-- Begin Data shown --

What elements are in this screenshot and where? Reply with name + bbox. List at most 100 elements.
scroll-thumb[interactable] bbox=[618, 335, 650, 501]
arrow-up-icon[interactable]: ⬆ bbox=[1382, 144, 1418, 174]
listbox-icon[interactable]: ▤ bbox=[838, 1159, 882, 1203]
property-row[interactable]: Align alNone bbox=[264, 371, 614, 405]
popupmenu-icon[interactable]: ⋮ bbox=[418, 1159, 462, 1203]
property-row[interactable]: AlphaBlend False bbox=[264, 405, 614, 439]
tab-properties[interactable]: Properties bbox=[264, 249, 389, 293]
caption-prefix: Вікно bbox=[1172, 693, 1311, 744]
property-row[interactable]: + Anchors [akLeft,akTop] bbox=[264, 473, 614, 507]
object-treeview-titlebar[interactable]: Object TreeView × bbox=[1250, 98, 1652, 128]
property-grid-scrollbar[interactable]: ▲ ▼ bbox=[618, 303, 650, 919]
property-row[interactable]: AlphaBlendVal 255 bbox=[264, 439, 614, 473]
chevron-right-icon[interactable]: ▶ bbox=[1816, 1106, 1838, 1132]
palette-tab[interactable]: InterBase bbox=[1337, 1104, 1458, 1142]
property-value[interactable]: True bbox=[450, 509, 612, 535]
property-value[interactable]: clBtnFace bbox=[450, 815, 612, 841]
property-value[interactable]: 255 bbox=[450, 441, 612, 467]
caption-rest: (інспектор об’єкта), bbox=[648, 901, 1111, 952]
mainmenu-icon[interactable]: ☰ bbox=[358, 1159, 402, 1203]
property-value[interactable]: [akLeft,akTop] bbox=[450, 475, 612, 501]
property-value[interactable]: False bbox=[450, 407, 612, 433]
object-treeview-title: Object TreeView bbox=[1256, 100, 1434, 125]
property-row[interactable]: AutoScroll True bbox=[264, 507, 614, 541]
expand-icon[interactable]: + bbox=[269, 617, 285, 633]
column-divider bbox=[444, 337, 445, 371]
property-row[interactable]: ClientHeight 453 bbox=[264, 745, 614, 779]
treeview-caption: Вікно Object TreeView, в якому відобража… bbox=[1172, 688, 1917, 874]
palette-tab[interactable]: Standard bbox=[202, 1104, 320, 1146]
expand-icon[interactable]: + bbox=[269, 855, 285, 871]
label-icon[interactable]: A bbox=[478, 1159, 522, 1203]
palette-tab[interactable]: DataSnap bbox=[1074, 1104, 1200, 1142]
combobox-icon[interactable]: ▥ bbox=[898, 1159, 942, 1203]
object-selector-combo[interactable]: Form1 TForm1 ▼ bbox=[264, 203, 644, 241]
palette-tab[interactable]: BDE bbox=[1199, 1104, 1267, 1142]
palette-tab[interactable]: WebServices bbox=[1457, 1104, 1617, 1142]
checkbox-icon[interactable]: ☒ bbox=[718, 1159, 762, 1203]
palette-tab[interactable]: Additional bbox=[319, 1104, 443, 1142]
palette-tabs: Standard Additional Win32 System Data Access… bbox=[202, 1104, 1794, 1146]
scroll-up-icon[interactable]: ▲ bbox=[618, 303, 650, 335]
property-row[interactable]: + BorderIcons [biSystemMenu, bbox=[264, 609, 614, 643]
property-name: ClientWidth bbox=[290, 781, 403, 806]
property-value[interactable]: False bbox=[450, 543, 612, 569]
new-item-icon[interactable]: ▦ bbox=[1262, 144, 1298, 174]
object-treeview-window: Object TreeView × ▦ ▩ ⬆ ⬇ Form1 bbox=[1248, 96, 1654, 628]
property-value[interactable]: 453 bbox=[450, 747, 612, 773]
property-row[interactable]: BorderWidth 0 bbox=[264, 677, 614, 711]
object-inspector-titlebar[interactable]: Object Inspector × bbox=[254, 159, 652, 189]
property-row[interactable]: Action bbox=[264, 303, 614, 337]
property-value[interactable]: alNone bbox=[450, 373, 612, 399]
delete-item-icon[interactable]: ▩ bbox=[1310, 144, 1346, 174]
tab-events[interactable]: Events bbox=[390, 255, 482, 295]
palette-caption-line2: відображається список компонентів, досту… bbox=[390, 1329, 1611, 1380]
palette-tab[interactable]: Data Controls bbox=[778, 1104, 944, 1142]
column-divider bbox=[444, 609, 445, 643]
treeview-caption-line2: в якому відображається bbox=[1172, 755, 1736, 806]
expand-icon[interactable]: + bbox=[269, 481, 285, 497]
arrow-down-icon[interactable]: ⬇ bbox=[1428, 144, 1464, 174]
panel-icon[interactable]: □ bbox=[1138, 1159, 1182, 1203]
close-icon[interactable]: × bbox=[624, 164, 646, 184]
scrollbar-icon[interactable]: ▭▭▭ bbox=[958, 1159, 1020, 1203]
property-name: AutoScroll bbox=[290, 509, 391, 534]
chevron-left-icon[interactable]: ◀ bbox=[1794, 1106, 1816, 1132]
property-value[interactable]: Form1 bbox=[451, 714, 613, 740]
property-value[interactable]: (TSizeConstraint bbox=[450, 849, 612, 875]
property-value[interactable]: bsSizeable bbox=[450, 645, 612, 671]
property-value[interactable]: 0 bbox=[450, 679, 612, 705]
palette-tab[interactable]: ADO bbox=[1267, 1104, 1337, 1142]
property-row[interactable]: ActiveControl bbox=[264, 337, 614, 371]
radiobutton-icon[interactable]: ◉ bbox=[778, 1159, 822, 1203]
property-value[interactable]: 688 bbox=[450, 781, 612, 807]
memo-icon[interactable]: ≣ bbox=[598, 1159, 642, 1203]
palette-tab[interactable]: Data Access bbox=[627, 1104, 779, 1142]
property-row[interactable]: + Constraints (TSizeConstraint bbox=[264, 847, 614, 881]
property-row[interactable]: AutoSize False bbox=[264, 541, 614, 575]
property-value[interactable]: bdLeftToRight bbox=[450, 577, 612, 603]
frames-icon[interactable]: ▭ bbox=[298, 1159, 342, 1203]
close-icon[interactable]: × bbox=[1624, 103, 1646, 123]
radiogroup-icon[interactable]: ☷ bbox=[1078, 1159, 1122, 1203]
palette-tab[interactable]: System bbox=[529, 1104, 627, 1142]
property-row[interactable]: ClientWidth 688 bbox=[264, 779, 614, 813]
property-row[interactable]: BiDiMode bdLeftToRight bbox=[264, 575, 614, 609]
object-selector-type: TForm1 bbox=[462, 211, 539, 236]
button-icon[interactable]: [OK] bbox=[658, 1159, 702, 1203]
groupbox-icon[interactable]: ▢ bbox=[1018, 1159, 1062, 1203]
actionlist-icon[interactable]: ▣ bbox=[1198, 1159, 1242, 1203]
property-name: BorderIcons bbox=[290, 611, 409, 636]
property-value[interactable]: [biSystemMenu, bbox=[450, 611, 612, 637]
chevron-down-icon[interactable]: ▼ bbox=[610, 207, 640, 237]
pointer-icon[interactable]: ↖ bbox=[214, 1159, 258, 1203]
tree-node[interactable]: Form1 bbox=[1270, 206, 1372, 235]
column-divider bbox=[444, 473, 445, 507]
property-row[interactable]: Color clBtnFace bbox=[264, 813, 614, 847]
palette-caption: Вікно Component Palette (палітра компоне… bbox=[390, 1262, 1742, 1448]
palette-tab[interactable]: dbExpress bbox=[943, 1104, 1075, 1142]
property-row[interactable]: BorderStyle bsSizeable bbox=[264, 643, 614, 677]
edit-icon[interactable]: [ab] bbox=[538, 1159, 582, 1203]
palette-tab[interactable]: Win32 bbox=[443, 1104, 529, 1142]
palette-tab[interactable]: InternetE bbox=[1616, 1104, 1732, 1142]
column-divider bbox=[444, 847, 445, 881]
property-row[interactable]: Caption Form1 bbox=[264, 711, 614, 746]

-- End Data shown --

## What the task asks
Retype all of the entries above line for line, keeping every character unchanged.

## Correct response
What elements are in this screenshot and where? Reply with name + bbox. List at most 100 elements.
scroll-thumb[interactable] bbox=[618, 335, 650, 501]
arrow-up-icon[interactable]: ⬆ bbox=[1382, 144, 1418, 174]
listbox-icon[interactable]: ▤ bbox=[838, 1159, 882, 1203]
property-row[interactable]: Align alNone bbox=[264, 371, 614, 405]
popupmenu-icon[interactable]: ⋮ bbox=[418, 1159, 462, 1203]
property-row[interactable]: AlphaBlend False bbox=[264, 405, 614, 439]
tab-properties[interactable]: Properties bbox=[264, 249, 389, 293]
caption-prefix: Вікно bbox=[1172, 693, 1311, 744]
property-row[interactable]: + Anchors [akLeft,akTop] bbox=[264, 473, 614, 507]
object-treeview-titlebar[interactable]: Object TreeView × bbox=[1250, 98, 1652, 128]
property-grid-scrollbar[interactable]: ▲ ▼ bbox=[618, 303, 650, 919]
property-row[interactable]: AlphaBlendVal 255 bbox=[264, 439, 614, 473]
chevron-right-icon[interactable]: ▶ bbox=[1816, 1106, 1838, 1132]
palette-tab[interactable]: InterBase bbox=[1337, 1104, 1458, 1142]
property-value[interactable]: True bbox=[450, 509, 612, 535]
property-value[interactable]: clBtnFace bbox=[450, 815, 612, 841]
property-value[interactable]: 255 bbox=[450, 441, 612, 467]
caption-rest: (інспектор об’єкта), bbox=[648, 901, 1111, 952]
mainmenu-icon[interactable]: ☰ bbox=[358, 1159, 402, 1203]
property-value[interactable]: [akLeft,akTop] bbox=[450, 475, 612, 501]
property-value[interactable]: False bbox=[450, 407, 612, 433]
object-treeview-title: Object TreeView bbox=[1256, 100, 1434, 125]
property-row[interactable]: AutoScroll True bbox=[264, 507, 614, 541]
expand-icon[interactable]: + bbox=[269, 617, 285, 633]
column-divider bbox=[444, 337, 445, 371]
property-row[interactable]: ClientHeight 453 bbox=[264, 745, 614, 779]
treeview-caption: Вікно Object TreeView, в якому відобража… bbox=[1172, 688, 1917, 874]
palette-tab[interactable]: Standard bbox=[202, 1104, 320, 1146]
expand-icon[interactable]: + bbox=[269, 855, 285, 871]
label-icon[interactable]: A bbox=[478, 1159, 522, 1203]
palette-tab[interactable]: DataSnap bbox=[1074, 1104, 1200, 1142]
combobox-icon[interactable]: ▥ bbox=[898, 1159, 942, 1203]
object-selector-combo[interactable]: Form1 TForm1 ▼ bbox=[264, 203, 644, 241]
palette-tab[interactable]: BDE bbox=[1199, 1104, 1267, 1142]
palette-tab[interactable]: WebServices bbox=[1457, 1104, 1617, 1142]
checkbox-icon[interactable]: ☒ bbox=[718, 1159, 762, 1203]
palette-tab[interactable]: Additional bbox=[319, 1104, 443, 1142]
palette-tabs: Standard Additional Win32 System Data Access… bbox=[202, 1104, 1794, 1146]
scroll-up-icon[interactable]: ▲ bbox=[618, 303, 650, 335]
property-row[interactable]: + BorderIcons [biSystemMenu, bbox=[264, 609, 614, 643]
property-name: ClientWidth bbox=[290, 781, 403, 806]
property-value[interactable]: False bbox=[450, 543, 612, 569]
new-item-icon[interactable]: ▦ bbox=[1262, 144, 1298, 174]
object-treeview-window: Object TreeView × ▦ ▩ ⬆ ⬇ Form1 bbox=[1248, 96, 1654, 628]
property-value[interactable]: 453 bbox=[450, 747, 612, 773]
property-row[interactable]: BorderWidth 0 bbox=[264, 677, 614, 711]
object-inspector-titlebar[interactable]: Object Inspector × bbox=[254, 159, 652, 189]
property-row[interactable]: Action bbox=[264, 303, 614, 337]
property-value[interactable]: alNone bbox=[450, 373, 612, 399]
delete-item-icon[interactable]: ▩ bbox=[1310, 144, 1346, 174]
tab-events[interactable]: Events bbox=[390, 255, 482, 295]
palette-caption-line2: відображається список компонентів, досту… bbox=[390, 1329, 1611, 1380]
palette-tab[interactable]: Data Controls bbox=[778, 1104, 944, 1142]
column-divider bbox=[444, 609, 445, 643]
treeview-caption-line2: в якому відображається bbox=[1172, 755, 1736, 806]
expand-icon[interactable]: + bbox=[269, 481, 285, 497]
arrow-down-icon[interactable]: ⬇ bbox=[1428, 144, 1464, 174]
panel-icon[interactable]: □ bbox=[1138, 1159, 1182, 1203]
close-icon[interactable]: × bbox=[624, 164, 646, 184]
scrollbar-icon[interactable]: ▭▭▭ bbox=[958, 1159, 1020, 1203]
property-name: AutoScroll bbox=[290, 509, 391, 534]
chevron-left-icon[interactable]: ◀ bbox=[1794, 1106, 1816, 1132]
property-value[interactable]: Form1 bbox=[451, 714, 613, 740]
property-value[interactable]: (TSizeConstraint bbox=[450, 849, 612, 875]
property-value[interactable]: bsSizeable bbox=[450, 645, 612, 671]
property-value[interactable]: 0 bbox=[450, 679, 612, 705]
palette-tab[interactable]: ADO bbox=[1267, 1104, 1337, 1142]
property-row[interactable]: ActiveControl bbox=[264, 337, 614, 371]
radiobutton-icon[interactable]: ◉ bbox=[778, 1159, 822, 1203]
property-value[interactable]: 688 bbox=[450, 781, 612, 807]
memo-icon[interactable]: ≣ bbox=[598, 1159, 642, 1203]
palette-tab[interactable]: Data Access bbox=[627, 1104, 779, 1142]
property-row[interactable]: + Constraints (TSizeConstraint bbox=[264, 847, 614, 881]
property-row[interactable]: AutoSize False bbox=[264, 541, 614, 575]
property-value[interactable]: bdLeftToRight bbox=[450, 577, 612, 603]
frames-icon[interactable]: ▭ bbox=[298, 1159, 342, 1203]
close-icon[interactable]: × bbox=[1624, 103, 1646, 123]
radiogroup-icon[interactable]: ☷ bbox=[1078, 1159, 1122, 1203]
palette-tab[interactable]: System bbox=[529, 1104, 627, 1142]
property-row[interactable]: ClientWidth 688 bbox=[264, 779, 614, 813]
property-row[interactable]: BiDiMode bdLeftToRight bbox=[264, 575, 614, 609]
object-selector-type: TForm1 bbox=[462, 211, 539, 236]
button-icon[interactable]: [OK] bbox=[658, 1159, 702, 1203]
groupbox-icon[interactable]: ▢ bbox=[1018, 1159, 1062, 1203]
actionlist-icon[interactable]: ▣ bbox=[1198, 1159, 1242, 1203]
property-name: BorderIcons bbox=[290, 611, 409, 636]
property-value[interactable]: [biSystemMenu, bbox=[450, 611, 612, 637]
chevron-down-icon[interactable]: ▼ bbox=[610, 207, 640, 237]
pointer-icon[interactable]: ↖ bbox=[214, 1159, 258, 1203]
tree-node[interactable]: Form1 bbox=[1270, 206, 1372, 235]
column-divider bbox=[444, 473, 445, 507]
property-row[interactable]: Color clBtnFace bbox=[264, 813, 614, 847]
palette-caption: Вікно Component Palette (палітра компоне… bbox=[390, 1262, 1742, 1448]
palette-tab[interactable]: dbExpress bbox=[943, 1104, 1075, 1142]
property-row[interactable]: BorderStyle bsSizeable bbox=[264, 643, 614, 677]
edit-icon[interactable]: [ab] bbox=[538, 1159, 582, 1203]
palette-tab[interactable]: Win32 bbox=[443, 1104, 529, 1142]
palette-tab[interactable]: InternetE bbox=[1616, 1104, 1732, 1142]
column-divider bbox=[444, 847, 445, 881]
property-row[interactable]: Caption Form1 bbox=[264, 711, 614, 746]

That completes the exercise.